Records
********************

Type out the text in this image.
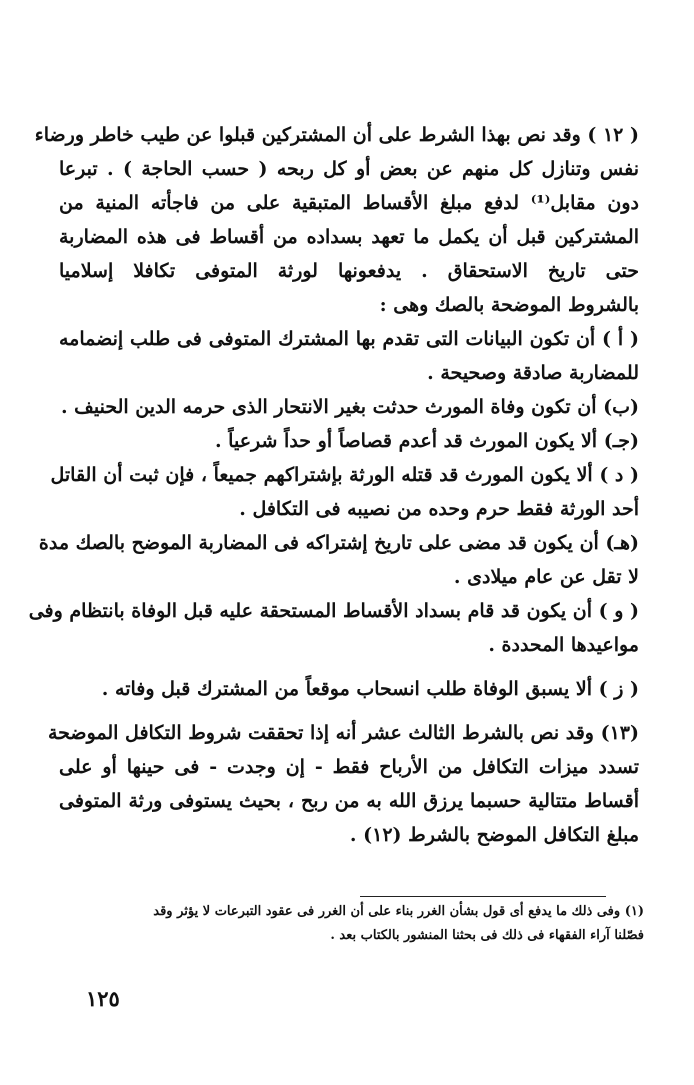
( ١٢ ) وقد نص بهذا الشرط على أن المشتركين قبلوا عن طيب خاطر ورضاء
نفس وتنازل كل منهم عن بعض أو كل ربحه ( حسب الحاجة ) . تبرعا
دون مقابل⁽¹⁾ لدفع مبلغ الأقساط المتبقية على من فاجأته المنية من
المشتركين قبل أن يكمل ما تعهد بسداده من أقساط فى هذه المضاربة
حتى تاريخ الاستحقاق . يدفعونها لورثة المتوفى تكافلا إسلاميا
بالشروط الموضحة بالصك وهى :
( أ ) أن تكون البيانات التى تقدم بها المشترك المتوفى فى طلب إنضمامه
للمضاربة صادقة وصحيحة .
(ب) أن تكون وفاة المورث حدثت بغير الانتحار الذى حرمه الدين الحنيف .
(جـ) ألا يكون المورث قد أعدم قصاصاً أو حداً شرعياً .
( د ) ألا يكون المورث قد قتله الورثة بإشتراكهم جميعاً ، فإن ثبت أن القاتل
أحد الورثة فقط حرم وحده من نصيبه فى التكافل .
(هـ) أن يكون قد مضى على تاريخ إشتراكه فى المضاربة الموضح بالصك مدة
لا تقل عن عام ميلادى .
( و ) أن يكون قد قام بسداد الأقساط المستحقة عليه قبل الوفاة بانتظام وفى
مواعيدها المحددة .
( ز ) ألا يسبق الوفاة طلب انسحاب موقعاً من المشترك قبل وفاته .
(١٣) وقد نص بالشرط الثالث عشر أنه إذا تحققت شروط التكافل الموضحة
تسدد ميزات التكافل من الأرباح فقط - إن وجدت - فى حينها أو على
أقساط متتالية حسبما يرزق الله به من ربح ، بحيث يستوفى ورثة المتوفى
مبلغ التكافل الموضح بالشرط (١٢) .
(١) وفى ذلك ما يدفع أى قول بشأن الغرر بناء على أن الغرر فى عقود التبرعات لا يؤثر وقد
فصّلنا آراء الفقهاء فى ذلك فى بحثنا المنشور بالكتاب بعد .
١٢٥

********************

§ TASK GOAL: Without the pictures, repeat the listing above exactly.

§ TASK OUTPUT:
Type out the text in this image.
( ١٢ ) وقد نص بهذا الشرط على أن المشتركين قبلوا عن طيب خاطر ورضاء
نفس وتنازل كل منهم عن بعض أو كل ربحه ( حسب الحاجة ) . تبرعا
دون مقابل⁽¹⁾ لدفع مبلغ الأقساط المتبقية على من فاجأته المنية من
المشتركين قبل أن يكمل ما تعهد بسداده من أقساط فى هذه المضاربة
حتى تاريخ الاستحقاق . يدفعونها لورثة المتوفى تكافلا إسلاميا
بالشروط الموضحة بالصك وهى :
( أ ) أن تكون البيانات التى تقدم بها المشترك المتوفى فى طلب إنضمامه
للمضاربة صادقة وصحيحة .
(ب) أن تكون وفاة المورث حدثت بغير الانتحار الذى حرمه الدين الحنيف .
(جـ) ألا يكون المورث قد أعدم قصاصاً أو حداً شرعياً .
( د ) ألا يكون المورث قد قتله الورثة بإشتراكهم جميعاً ، فإن ثبت أن القاتل
أحد الورثة فقط حرم وحده من نصيبه فى التكافل .
(هـ) أن يكون قد مضى على تاريخ إشتراكه فى المضاربة الموضح بالصك مدة
لا تقل عن عام ميلادى .
( و ) أن يكون قد قام بسداد الأقساط المستحقة عليه قبل الوفاة بانتظام وفى
مواعيدها المحددة .
( ز ) ألا يسبق الوفاة طلب انسحاب موقعاً من المشترك قبل وفاته .
(١٣) وقد نص بالشرط الثالث عشر أنه إذا تحققت شروط التكافل الموضحة
تسدد ميزات التكافل من الأرباح فقط - إن وجدت - فى حينها أو على
أقساط متتالية حسبما يرزق الله به من ربح ، بحيث يستوفى ورثة المتوفى
مبلغ التكافل الموضح بالشرط (١٢) .
(١) وفى ذلك ما يدفع أى قول بشأن الغرر بناء على أن الغرر فى عقود التبرعات لا يؤثر وقد
فصّلنا آراء الفقهاء فى ذلك فى بحثنا المنشور بالكتاب بعد .
١٢٥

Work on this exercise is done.